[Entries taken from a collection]

-- -- --

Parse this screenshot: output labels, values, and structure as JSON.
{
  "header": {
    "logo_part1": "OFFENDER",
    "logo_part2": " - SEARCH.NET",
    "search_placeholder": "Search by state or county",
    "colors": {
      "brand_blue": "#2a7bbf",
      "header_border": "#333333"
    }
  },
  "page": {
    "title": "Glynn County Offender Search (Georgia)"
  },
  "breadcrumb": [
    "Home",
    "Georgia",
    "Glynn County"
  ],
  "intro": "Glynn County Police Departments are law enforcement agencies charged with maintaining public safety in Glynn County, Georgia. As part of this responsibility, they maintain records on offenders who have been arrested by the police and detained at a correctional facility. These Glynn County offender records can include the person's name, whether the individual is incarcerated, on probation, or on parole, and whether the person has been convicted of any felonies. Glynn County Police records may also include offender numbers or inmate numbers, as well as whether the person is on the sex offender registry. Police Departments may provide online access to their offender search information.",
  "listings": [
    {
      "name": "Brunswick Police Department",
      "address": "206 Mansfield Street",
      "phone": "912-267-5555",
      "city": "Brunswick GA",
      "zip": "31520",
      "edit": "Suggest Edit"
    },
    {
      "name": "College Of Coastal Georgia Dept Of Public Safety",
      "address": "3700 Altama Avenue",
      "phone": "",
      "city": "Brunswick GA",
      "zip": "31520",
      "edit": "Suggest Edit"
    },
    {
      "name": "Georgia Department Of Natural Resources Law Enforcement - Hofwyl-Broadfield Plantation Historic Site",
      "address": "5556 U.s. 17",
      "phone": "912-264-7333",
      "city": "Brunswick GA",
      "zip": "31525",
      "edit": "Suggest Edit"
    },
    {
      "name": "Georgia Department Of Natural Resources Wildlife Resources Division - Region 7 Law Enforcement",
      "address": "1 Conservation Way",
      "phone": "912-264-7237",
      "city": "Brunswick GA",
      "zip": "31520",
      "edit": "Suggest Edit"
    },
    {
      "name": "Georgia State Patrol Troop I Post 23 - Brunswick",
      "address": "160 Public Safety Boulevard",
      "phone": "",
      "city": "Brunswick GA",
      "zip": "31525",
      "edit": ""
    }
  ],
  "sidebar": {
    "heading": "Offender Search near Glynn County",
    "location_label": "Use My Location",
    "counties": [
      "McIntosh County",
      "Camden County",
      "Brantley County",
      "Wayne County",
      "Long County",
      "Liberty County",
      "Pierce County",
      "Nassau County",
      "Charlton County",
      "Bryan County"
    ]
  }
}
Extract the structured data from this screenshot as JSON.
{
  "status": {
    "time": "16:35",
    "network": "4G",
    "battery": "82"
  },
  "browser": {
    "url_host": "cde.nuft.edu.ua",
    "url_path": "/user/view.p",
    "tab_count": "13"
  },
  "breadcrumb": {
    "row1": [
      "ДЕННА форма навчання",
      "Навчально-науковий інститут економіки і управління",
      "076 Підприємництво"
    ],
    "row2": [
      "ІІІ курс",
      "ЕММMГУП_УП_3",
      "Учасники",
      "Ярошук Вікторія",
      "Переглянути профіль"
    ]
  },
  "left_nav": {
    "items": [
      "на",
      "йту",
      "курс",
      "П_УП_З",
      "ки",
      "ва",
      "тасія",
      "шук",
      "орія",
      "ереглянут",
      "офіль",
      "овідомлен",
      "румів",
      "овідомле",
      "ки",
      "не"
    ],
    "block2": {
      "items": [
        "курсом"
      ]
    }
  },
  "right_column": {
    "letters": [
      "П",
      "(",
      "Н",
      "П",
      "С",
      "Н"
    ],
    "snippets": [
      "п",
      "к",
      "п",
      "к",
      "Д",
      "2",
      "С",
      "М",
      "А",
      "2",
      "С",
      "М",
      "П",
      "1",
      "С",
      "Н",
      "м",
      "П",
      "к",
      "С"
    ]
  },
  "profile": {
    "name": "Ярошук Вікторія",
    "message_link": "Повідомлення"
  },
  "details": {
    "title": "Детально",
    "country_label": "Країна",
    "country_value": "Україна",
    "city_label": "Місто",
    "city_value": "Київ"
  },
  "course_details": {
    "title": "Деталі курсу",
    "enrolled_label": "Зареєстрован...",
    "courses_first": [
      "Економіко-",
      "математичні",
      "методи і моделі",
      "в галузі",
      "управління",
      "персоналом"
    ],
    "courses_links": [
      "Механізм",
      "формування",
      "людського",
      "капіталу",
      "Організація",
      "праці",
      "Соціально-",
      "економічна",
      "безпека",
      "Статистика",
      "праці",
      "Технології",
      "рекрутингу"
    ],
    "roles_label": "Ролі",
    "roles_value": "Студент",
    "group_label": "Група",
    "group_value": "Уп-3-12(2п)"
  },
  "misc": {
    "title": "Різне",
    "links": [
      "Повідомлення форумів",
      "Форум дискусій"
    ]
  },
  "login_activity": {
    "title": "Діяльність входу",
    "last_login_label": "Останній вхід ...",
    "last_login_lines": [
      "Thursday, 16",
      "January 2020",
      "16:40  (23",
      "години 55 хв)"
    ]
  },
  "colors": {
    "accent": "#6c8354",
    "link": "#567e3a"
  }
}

-- -- --

→ **Given task**: List the lines that contain the word "Повідомлення".

→ **Correct answer**:
    "message_link": "Повідомлення"
      "Повідомлення форумів",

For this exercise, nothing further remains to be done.